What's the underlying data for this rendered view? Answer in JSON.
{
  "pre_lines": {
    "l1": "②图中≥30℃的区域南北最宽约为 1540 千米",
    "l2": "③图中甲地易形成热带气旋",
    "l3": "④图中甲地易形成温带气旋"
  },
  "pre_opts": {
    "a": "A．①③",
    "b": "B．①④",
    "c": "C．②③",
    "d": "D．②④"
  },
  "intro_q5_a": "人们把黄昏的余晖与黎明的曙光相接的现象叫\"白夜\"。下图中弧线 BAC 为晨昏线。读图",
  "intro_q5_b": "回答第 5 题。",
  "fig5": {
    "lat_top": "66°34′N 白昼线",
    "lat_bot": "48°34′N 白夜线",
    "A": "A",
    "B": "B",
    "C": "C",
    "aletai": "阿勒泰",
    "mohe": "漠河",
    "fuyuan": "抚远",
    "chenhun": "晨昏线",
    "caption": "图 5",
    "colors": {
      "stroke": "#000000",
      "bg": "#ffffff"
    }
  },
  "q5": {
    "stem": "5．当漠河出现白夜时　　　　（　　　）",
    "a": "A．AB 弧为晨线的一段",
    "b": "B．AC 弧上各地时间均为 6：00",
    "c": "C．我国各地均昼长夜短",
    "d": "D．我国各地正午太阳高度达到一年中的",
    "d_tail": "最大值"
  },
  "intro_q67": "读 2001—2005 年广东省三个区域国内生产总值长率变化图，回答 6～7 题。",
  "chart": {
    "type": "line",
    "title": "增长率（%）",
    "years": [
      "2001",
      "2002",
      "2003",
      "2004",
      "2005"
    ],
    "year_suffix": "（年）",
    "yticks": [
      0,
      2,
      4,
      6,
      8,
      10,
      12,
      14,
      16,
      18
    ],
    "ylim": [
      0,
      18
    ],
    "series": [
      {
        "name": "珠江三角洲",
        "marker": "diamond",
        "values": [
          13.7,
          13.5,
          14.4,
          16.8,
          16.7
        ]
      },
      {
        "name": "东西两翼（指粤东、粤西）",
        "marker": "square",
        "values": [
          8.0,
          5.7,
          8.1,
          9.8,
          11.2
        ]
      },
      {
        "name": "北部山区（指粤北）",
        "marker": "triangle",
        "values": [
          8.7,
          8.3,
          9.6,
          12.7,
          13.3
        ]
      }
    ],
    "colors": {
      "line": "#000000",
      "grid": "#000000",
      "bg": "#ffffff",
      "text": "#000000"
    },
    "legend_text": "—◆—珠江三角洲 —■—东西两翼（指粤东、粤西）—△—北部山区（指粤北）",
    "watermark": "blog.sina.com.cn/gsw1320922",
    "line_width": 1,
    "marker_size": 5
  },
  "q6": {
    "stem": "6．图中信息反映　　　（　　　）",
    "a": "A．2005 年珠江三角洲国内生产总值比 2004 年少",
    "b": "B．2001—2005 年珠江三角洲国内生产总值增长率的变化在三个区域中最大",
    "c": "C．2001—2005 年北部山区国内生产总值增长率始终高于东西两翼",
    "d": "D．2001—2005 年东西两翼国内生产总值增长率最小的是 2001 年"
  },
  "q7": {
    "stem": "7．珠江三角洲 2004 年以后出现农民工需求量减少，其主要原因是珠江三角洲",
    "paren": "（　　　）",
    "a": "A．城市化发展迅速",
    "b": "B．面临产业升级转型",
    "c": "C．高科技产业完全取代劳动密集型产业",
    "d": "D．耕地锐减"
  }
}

—————

* Given problem *
All of the entries above must be quoted exactly.

* Response to the task *
What's the underlying data for this rendered view? Answer in JSON.
{
  "pre_lines": {
    "l1": "②图中≥30℃的区域南北最宽约为 1540 千米",
    "l2": "③图中甲地易形成热带气旋",
    "l3": "④图中甲地易形成温带气旋"
  },
  "pre_opts": {
    "a": "A．①③",
    "b": "B．①④",
    "c": "C．②③",
    "d": "D．②④"
  },
  "intro_q5_a": "人们把黄昏的余晖与黎明的曙光相接的现象叫\"白夜\"。下图中弧线 BAC 为晨昏线。读图",
  "intro_q5_b": "回答第 5 题。",
  "fig5": {
    "lat_top": "66°34′N 白昼线",
    "lat_bot": "48°34′N 白夜线",
    "A": "A",
    "B": "B",
    "C": "C",
    "aletai": "阿勒泰",
    "mohe": "漠河",
    "fuyuan": "抚远",
    "chenhun": "晨昏线",
    "caption": "图 5",
    "colors": {
      "stroke": "#000000",
      "bg": "#ffffff"
    }
  },
  "q5": {
    "stem": "5．当漠河出现白夜时　　　　（　　　）",
    "a": "A．AB 弧为晨线的一段",
    "b": "B．AC 弧上各地时间均为 6：00",
    "c": "C．我国各地均昼长夜短",
    "d": "D．我国各地正午太阳高度达到一年中的",
    "d_tail": "最大值"
  },
  "intro_q67": "读 2001—2005 年广东省三个区域国内生产总值长率变化图，回答 6～7 题。",
  "chart": {
    "type": "line",
    "title": "增长率（%）",
    "years": [
      "2001",
      "2002",
      "2003",
      "2004",
      "2005"
    ],
    "year_suffix": "（年）",
    "yticks": [
      0,
      2,
      4,
      6,
      8,
      10,
      12,
      14,
      16,
      18
    ],
    "ylim": [
      0,
      18
    ],
    "series": [
      {
        "name": "珠江三角洲",
        "marker": "diamond",
        "values": [
          13.7,
          13.5,
          14.4,
          16.8,
          16.7
        ]
      },
      {
        "name": "东西两翼（指粤东、粤西）",
        "marker": "square",
        "values": [
          8.0,
          5.7,
          8.1,
          9.8,
          11.2
        ]
      },
      {
        "name": "北部山区（指粤北）",
        "marker": "triangle",
        "values": [
          8.7,
          8.3,
          9.6,
          12.7,
          13.3
        ]
      }
    ],
    "colors": {
      "line": "#000000",
      "grid": "#000000",
      "bg": "#ffffff",
      "text": "#000000"
    },
    "legend_text": "—◆—珠江三角洲 —■—东西两翼（指粤东、粤西）—△—北部山区（指粤北）",
    "watermark": "blog.sina.com.cn/gsw1320922",
    "line_width": 1,
    "marker_size": 5
  },
  "q6": {
    "stem": "6．图中信息反映　　　（　　　）",
    "a": "A．2005 年珠江三角洲国内生产总值比 2004 年少",
    "b": "B．2001—2005 年珠江三角洲国内生产总值增长率的变化在三个区域中最大",
    "c": "C．2001—2005 年北部山区国内生产总值增长率始终高于东西两翼",
    "d": "D．2001—2005 年东西两翼国内生产总值增长率最小的是 2001 年"
  },
  "q7": {
    "stem": "7．珠江三角洲 2004 年以后出现农民工需求量减少，其主要原因是珠江三角洲",
    "paren": "（　　　）",
    "a": "A．城市化发展迅速",
    "b": "B．面临产业升级转型",
    "c": "C．高科技产业完全取代劳动密集型产业",
    "d": "D．耕地锐减"
  }
}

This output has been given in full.